Retype all the records with nothing changed.

— begin —

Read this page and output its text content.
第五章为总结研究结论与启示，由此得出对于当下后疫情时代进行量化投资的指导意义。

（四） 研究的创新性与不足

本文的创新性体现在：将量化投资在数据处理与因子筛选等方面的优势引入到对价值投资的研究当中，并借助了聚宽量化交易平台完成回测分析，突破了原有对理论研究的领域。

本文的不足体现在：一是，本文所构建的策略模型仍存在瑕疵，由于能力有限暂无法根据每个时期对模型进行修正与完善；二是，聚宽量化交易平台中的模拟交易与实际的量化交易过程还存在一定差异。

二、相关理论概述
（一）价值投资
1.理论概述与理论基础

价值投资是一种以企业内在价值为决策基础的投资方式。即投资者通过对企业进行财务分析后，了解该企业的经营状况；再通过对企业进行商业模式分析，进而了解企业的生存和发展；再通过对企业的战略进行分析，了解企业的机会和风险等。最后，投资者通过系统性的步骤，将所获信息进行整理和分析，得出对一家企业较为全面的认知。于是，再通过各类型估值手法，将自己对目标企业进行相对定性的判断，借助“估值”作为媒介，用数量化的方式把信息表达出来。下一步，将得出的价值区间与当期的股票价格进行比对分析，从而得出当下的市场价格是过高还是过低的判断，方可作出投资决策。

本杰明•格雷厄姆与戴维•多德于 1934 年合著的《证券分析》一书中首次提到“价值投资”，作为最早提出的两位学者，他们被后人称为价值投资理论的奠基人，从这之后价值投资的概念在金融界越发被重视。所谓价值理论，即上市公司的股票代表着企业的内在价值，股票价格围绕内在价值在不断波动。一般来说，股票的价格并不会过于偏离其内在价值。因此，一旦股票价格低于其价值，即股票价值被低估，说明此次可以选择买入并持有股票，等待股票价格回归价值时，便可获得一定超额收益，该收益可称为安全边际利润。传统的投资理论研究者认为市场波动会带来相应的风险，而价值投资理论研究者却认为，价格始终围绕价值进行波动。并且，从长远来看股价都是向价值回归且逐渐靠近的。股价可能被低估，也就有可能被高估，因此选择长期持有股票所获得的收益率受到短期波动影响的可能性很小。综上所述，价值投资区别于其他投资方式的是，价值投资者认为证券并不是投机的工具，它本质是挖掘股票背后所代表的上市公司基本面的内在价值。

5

— end —

> [Result of this task]
Read this page and output its text content.
第五章为总结研究结论与启示，由此得出对于当下后疫情时代进行量化投资的指导意义。

（四） 研究的创新性与不足

本文的创新性体现在：将量化投资在数据处理与因子筛选等方面的优势引入到对价值投资的研究当中，并借助了聚宽量化交易平台完成回测分析，突破了原有对理论研究的领域。

本文的不足体现在：一是，本文所构建的策略模型仍存在瑕疵，由于能力有限暂无法根据每个时期对模型进行修正与完善；二是，聚宽量化交易平台中的模拟交易与实际的量化交易过程还存在一定差异。

二、相关理论概述
（一）价值投资
1.理论概述与理论基础

价值投资是一种以企业内在价值为决策基础的投资方式。即投资者通过对企业进行财务分析后，了解该企业的经营状况；再通过对企业进行商业模式分析，进而了解企业的生存和发展；再通过对企业的战略进行分析，了解企业的机会和风险等。最后，投资者通过系统性的步骤，将所获信息进行整理和分析，得出对一家企业较为全面的认知。于是，再通过各类型估值手法，将自己对目标企业进行相对定性的判断，借助“估值”作为媒介，用数量化的方式把信息表达出来。下一步，将得出的价值区间与当期的股票价格进行比对分析，从而得出当下的市场价格是过高还是过低的判断，方可作出投资决策。

本杰明•格雷厄姆与戴维•多德于 1934 年合著的《证券分析》一书中首次提到“价值投资”，作为最早提出的两位学者，他们被后人称为价值投资理论的奠基人，从这之后价值投资的概念在金融界越发被重视。所谓价值理论，即上市公司的股票代表着企业的内在价值，股票价格围绕内在价值在不断波动。一般来说，股票的价格并不会过于偏离其内在价值。因此，一旦股票价格低于其价值，即股票价值被低估，说明此次可以选择买入并持有股票，等待股票价格回归价值时，便可获得一定超额收益，该收益可称为安全边际利润。传统的投资理论研究者认为市场波动会带来相应的风险，而价值投资理论研究者却认为，价格始终围绕价值进行波动。并且，从长远来看股价都是向价值回归且逐渐靠近的。股价可能被低估，也就有可能被高估，因此选择长期持有股票所获得的收益率受到短期波动影响的可能性很小。综上所述，价值投资区别于其他投资方式的是，价值投资者认为证券并不是投机的工具，它本质是挖掘股票背后所代表的上市公司基本面的内在价值。

5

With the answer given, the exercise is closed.